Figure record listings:
******

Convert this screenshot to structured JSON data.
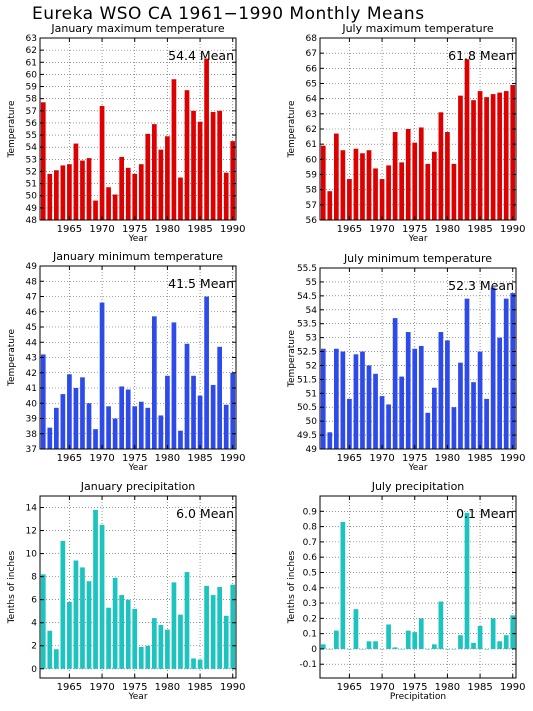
{
  "page": {
    "title": "Eureka WSO CA  1961−1990 Monthly Means"
  },
  "colors": {
    "red": "#dd0000",
    "blue": "#2e4bea",
    "teal": "#1cc3bf",
    "axis": "#000000",
    "grid": "#000000"
  },
  "chart_data": [
    {
      "type": "bar",
      "title": "January maximum temperature",
      "mean_label": "54.4 Mean",
      "ylabel": "Temperature",
      "xlabel": "Year",
      "color": "red",
      "grid": true,
      "xlim": [
        1961,
        1990
      ],
      "ylim": [
        48,
        63
      ],
      "yticks": [
        48,
        49,
        50,
        51,
        52,
        53,
        54,
        55,
        56,
        57,
        58,
        59,
        60,
        61,
        62,
        63
      ],
      "xticks": [
        1965,
        1970,
        1975,
        1980,
        1985,
        1990
      ],
      "x": [
        1961,
        1962,
        1963,
        1964,
        1965,
        1966,
        1967,
        1968,
        1969,
        1970,
        1971,
        1972,
        1973,
        1974,
        1975,
        1976,
        1977,
        1978,
        1979,
        1980,
        1981,
        1982,
        1983,
        1984,
        1985,
        1986,
        1987,
        1988,
        1989,
        1990
      ],
      "values": [
        57.7,
        51.8,
        52.1,
        52.5,
        52.6,
        54.3,
        52.9,
        53.1,
        49.6,
        57.4,
        50.7,
        50.1,
        53.2,
        52.3,
        51.8,
        52.6,
        55.1,
        55.9,
        53.8,
        54.9,
        59.6,
        51.5,
        58.7,
        57.0,
        56.1,
        61.3,
        56.9,
        57.0,
        51.9,
        54.5
      ]
    },
    {
      "type": "bar",
      "title": "July maximum temperature",
      "mean_label": "61.8 Mean",
      "ylabel": "Temperature",
      "xlabel": "Year",
      "color": "red",
      "grid": true,
      "xlim": [
        1961,
        1990
      ],
      "ylim": [
        56,
        68
      ],
      "yticks": [
        56,
        57,
        58,
        59,
        60,
        61,
        62,
        63,
        64,
        65,
        66,
        67,
        68
      ],
      "xticks": [
        1965,
        1970,
        1975,
        1980,
        1985,
        1990
      ],
      "x": [
        1961,
        1962,
        1963,
        1964,
        1965,
        1966,
        1967,
        1968,
        1969,
        1970,
        1971,
        1972,
        1973,
        1974,
        1975,
        1976,
        1977,
        1978,
        1979,
        1980,
        1981,
        1982,
        1983,
        1984,
        1985,
        1986,
        1987,
        1988,
        1989,
        1990
      ],
      "values": [
        60.9,
        57.9,
        61.7,
        60.6,
        58.7,
        60.7,
        60.4,
        60.6,
        59.4,
        58.7,
        59.6,
        61.8,
        59.8,
        62.0,
        61.1,
        62.1,
        59.7,
        60.5,
        63.1,
        61.8,
        59.7,
        64.2,
        66.6,
        63.9,
        64.5,
        64.1,
        64.3,
        64.4,
        64.5,
        64.9
      ]
    },
    {
      "type": "bar",
      "title": "January minimum temperature",
      "mean_label": "41.5 Mean",
      "ylabel": "Temperature",
      "xlabel": "Year",
      "color": "blue",
      "grid": true,
      "xlim": [
        1961,
        1990
      ],
      "ylim": [
        37,
        49
      ],
      "yticks": [
        37,
        38,
        39,
        40,
        41,
        42,
        43,
        44,
        45,
        46,
        47,
        48,
        49
      ],
      "xticks": [
        1965,
        1970,
        1975,
        1980,
        1985,
        1990
      ],
      "x": [
        1961,
        1962,
        1963,
        1964,
        1965,
        1966,
        1967,
        1968,
        1969,
        1970,
        1971,
        1972,
        1973,
        1974,
        1975,
        1976,
        1977,
        1978,
        1979,
        1980,
        1981,
        1982,
        1983,
        1984,
        1985,
        1986,
        1987,
        1988,
        1989,
        1990
      ],
      "values": [
        43.2,
        38.4,
        39.7,
        40.6,
        41.9,
        41.0,
        41.7,
        40.0,
        38.3,
        46.6,
        39.8,
        39.0,
        41.1,
        40.9,
        39.8,
        40.1,
        39.7,
        45.7,
        39.2,
        41.8,
        45.3,
        38.2,
        43.9,
        41.8,
        40.5,
        47.0,
        41.2,
        43.7,
        39.9,
        42.0
      ]
    },
    {
      "type": "bar",
      "title": "July minimum temperature",
      "mean_label": "52.3 Mean",
      "ylabel": "Temperature",
      "xlabel": "Year",
      "color": "blue",
      "grid": true,
      "xlim": [
        1961,
        1990
      ],
      "ylim": [
        49,
        55.5
      ],
      "yticks": [
        49,
        49.5,
        50,
        50.5,
        51,
        51.5,
        52,
        52.5,
        53,
        53.5,
        54,
        54.5,
        55,
        55.5
      ],
      "xticks": [
        1965,
        1970,
        1975,
        1980,
        1985,
        1990
      ],
      "x": [
        1961,
        1962,
        1963,
        1964,
        1965,
        1966,
        1967,
        1968,
        1969,
        1970,
        1971,
        1972,
        1973,
        1974,
        1975,
        1976,
        1977,
        1978,
        1979,
        1980,
        1981,
        1982,
        1983,
        1984,
        1985,
        1986,
        1987,
        1988,
        1989,
        1990
      ],
      "values": [
        52.6,
        49.6,
        52.6,
        52.5,
        50.8,
        52.4,
        52.5,
        52.0,
        51.7,
        50.9,
        50.6,
        53.7,
        51.6,
        53.2,
        52.6,
        52.7,
        50.3,
        51.2,
        53.2,
        52.9,
        50.5,
        52.1,
        54.4,
        51.4,
        52.5,
        50.8,
        54.8,
        53.0,
        54.4,
        54.6
      ]
    },
    {
      "type": "bar",
      "title": "January precipitation",
      "mean_label": "6.0 Mean",
      "ylabel": "Tenths of inches",
      "xlabel": "Year",
      "color": "teal",
      "grid": true,
      "xlim": [
        1961,
        1990
      ],
      "ylim": [
        -0.8,
        15
      ],
      "yticks": [
        0,
        2,
        4,
        6,
        8,
        10,
        12,
        14
      ],
      "xticks": [
        1965,
        1970,
        1975,
        1980,
        1985,
        1990
      ],
      "x": [
        1961,
        1962,
        1963,
        1964,
        1965,
        1966,
        1967,
        1968,
        1969,
        1970,
        1971,
        1972,
        1973,
        1974,
        1975,
        1976,
        1977,
        1978,
        1979,
        1980,
        1981,
        1982,
        1983,
        1984,
        1985,
        1986,
        1987,
        1988,
        1989,
        1990
      ],
      "values": [
        8.2,
        3.3,
        1.7,
        11.1,
        5.8,
        9.4,
        8.8,
        7.6,
        13.8,
        12.5,
        5.3,
        7.9,
        6.4,
        6.0,
        5.2,
        1.9,
        2.0,
        4.4,
        3.8,
        3.4,
        7.5,
        4.7,
        8.4,
        0.9,
        0.8,
        7.2,
        6.4,
        7.1,
        4.6,
        7.3
      ]
    },
    {
      "type": "bar",
      "title": "July precipitation",
      "mean_label": "0.1 Mean",
      "ylabel": "Tenths of inches",
      "xlabel": "Precipitation",
      "color": "teal",
      "grid": true,
      "xlim": [
        1961,
        1990
      ],
      "ylim": [
        -0.19,
        1.0
      ],
      "yticks": [
        -0.1,
        0,
        0.1,
        0.2,
        0.3,
        0.4,
        0.5,
        0.6,
        0.7,
        0.8,
        0.9
      ],
      "xticks": [
        1965,
        1970,
        1975,
        1980,
        1985,
        1990
      ],
      "x": [
        1961,
        1962,
        1963,
        1964,
        1965,
        1966,
        1967,
        1968,
        1969,
        1970,
        1971,
        1972,
        1973,
        1974,
        1975,
        1976,
        1977,
        1978,
        1979,
        1980,
        1981,
        1982,
        1983,
        1984,
        1985,
        1986,
        1987,
        1988,
        1989,
        1990
      ],
      "values": [
        0.03,
        0.0,
        0.12,
        0.83,
        0.0,
        0.26,
        0.0,
        0.05,
        0.05,
        0.0,
        0.16,
        0.01,
        0.0,
        0.12,
        0.11,
        0.2,
        0.0,
        0.03,
        0.31,
        0.0,
        0.0,
        0.09,
        0.89,
        0.04,
        0.15,
        0.0,
        0.2,
        0.05,
        0.09,
        0.22
      ]
    }
  ]
}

******

AIM: Lines holding the word "January" in the entries above are the ones to pull out. Copy them all.

ANSWER BELOW:
      "title": "January maximum temperature",
      "title": "January minimum temperature",
      "title": "January precipitation",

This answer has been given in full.